■ **Given instruction**: Transcribe the records that follow in their entirety, omitting any pictures.

■ **Provided records**:
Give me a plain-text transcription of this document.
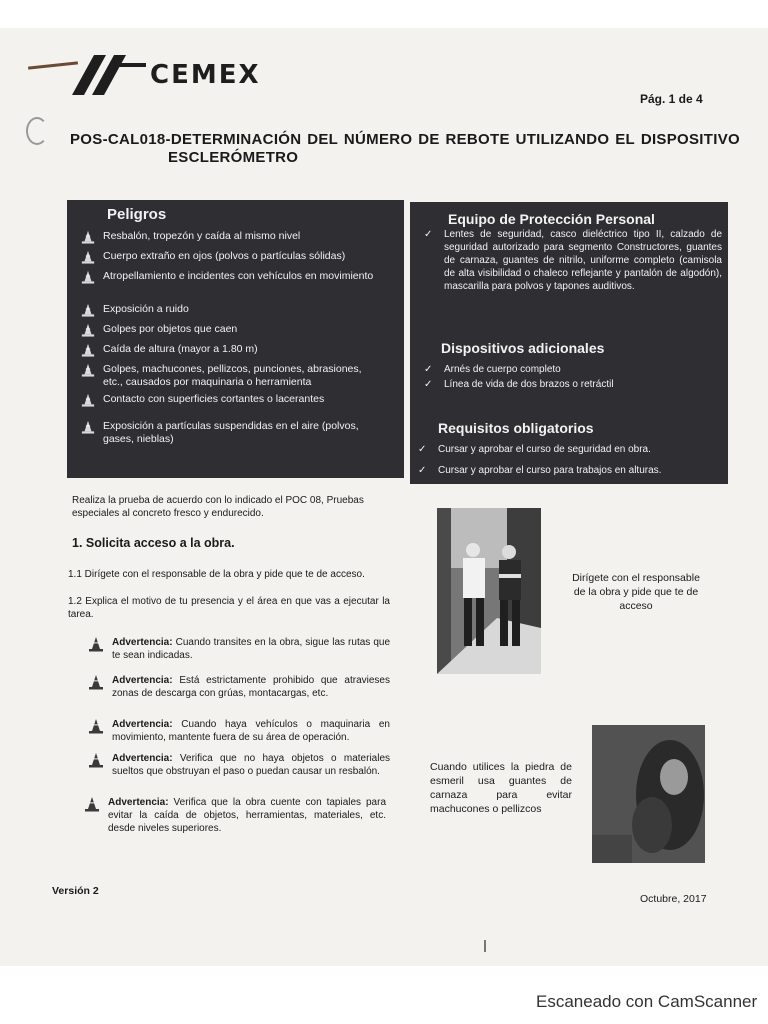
CEMEX
Pág. 1 de 4
POS-CAL018-DETERMINACIÓN DEL NÚMERO DE REBOTE UTILIZANDO EL DISPOSITIVO
ESCLERÓMETRO
Peligros
Resbalón, tropezón y caída al mismo nivel
Cuerpo extraño en ojos (polvos o partículas sólidas)
Atropellamiento e incidentes con vehículos en movimiento
Exposición a ruido
Golpes por objetos que caen
Caída de altura (mayor a 1.80 m)
Golpes, machucones, pellizcos, punciones, abrasiones, etc., causados por maquinaria o herramienta
Contacto con superficies cortantes o lacerantes
Exposición a partículas suspendidas en el aire (polvos, gases, nieblas)
Equipo de Protección Personal
✓	Lentes de seguridad, casco dieléctrico tipo II, calzado de seguridad autorizado para segmento Constructores, guantes de carnaza, guantes de nitrilo, uniforme completo (camisola de alta visibilidad o chaleco reflejante y pantalón de algodón), mascarilla para polvos y tapones auditivos.
Dispositivos adicionales
✓	Arnés de cuerpo completo
✓	Línea de vida de dos brazos o retráctil
Requisitos obligatorios
✓	Cursar y aprobar el curso de seguridad en obra.
✓	Cursar y aprobar el curso para trabajos en alturas.
Realiza la prueba de acuerdo con lo indicado el POC 08, Pruebas especiales al concreto fresco y endurecido.
1. Solicita acceso a la obra.
1.1 Dirígete con el responsable de la obra y pide que te de acceso.
1.2 Explica el motivo de tu presencia y el área en que vas a ejecutar la tarea.
Advertencia: Cuando transites en la obra, sigue las rutas que te sean indicadas.
Advertencia: Está estrictamente prohibido que atravieses zonas de descarga con grúas, montacargas, etc.
Advertencia: Cuando haya vehículos o maquinaria en movimiento, mantente fuera de su área de operación.
Advertencia: Verifica que no haya objetos o materiales sueltos que obstruyan el paso o puedan causar un resbalón.
Advertencia: Verifica que la obra cuente con tapiales para evitar la caída de objetos, herramientas, materiales, etc. desde niveles superiores.
Dirígete con el responsable de la obra y pide que te de acceso
Cuando utilices la piedra de esmeril usa guantes de carnaza para evitar machucones o pellizcos
Versión 2
Octubre, 2017
Escaneado con CamScanner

■ **Task result**:
Give me a plain-text transcription of this document.
CEMEX
Pág. 1 de 4
POS-CAL018-DETERMINACIÓN DEL NÚMERO DE REBOTE UTILIZANDO EL DISPOSITIVO
ESCLERÓMETRO
Peligros
Resbalón, tropezón y caída al mismo nivel
Cuerpo extraño en ojos (polvos o partículas sólidas)
Atropellamiento e incidentes con vehículos en movimiento
Exposición a ruido
Golpes por objetos que caen
Caída de altura (mayor a 1.80 m)
Golpes, machucones, pellizcos, punciones, abrasiones, etc., causados por maquinaria o herramienta
Contacto con superficies cortantes o lacerantes
Exposición a partículas suspendidas en el aire (polvos, gases, nieblas)
Equipo de Protección Personal
✓	Lentes de seguridad, casco dieléctrico tipo II, calzado de seguridad autorizado para segmento Constructores, guantes de carnaza, guantes de nitrilo, uniforme completo (camisola de alta visibilidad o chaleco reflejante y pantalón de algodón), mascarilla para polvos y tapones auditivos.
Dispositivos adicionales
✓	Arnés de cuerpo completo
✓	Línea de vida de dos brazos o retráctil
Requisitos obligatorios
✓	Cursar y aprobar el curso de seguridad en obra.
✓	Cursar y aprobar el curso para trabajos en alturas.
Realiza la prueba de acuerdo con lo indicado el POC 08, Pruebas especiales al concreto fresco y endurecido.
1. Solicita acceso a la obra.
1.1 Dirígete con el responsable de la obra y pide que te de acceso.
1.2 Explica el motivo de tu presencia y el área en que vas a ejecutar la tarea.
Advertencia: Cuando transites en la obra, sigue las rutas que te sean indicadas.
Advertencia: Está estrictamente prohibido que atravieses zonas de descarga con grúas, montacargas, etc.
Advertencia: Cuando haya vehículos o maquinaria en movimiento, mantente fuera de su área de operación.
Advertencia: Verifica que no haya objetos o materiales sueltos que obstruyan el paso o puedan causar un resbalón.
Advertencia: Verifica que la obra cuente con tapiales para evitar la caída de objetos, herramientas, materiales, etc. desde niveles superiores.
Dirígete con el responsable de la obra y pide que te de acceso
Cuando utilices la piedra de esmeril usa guantes de carnaza para evitar machucones o pellizcos
Versión 2
Octubre, 2017
Escaneado con CamScanner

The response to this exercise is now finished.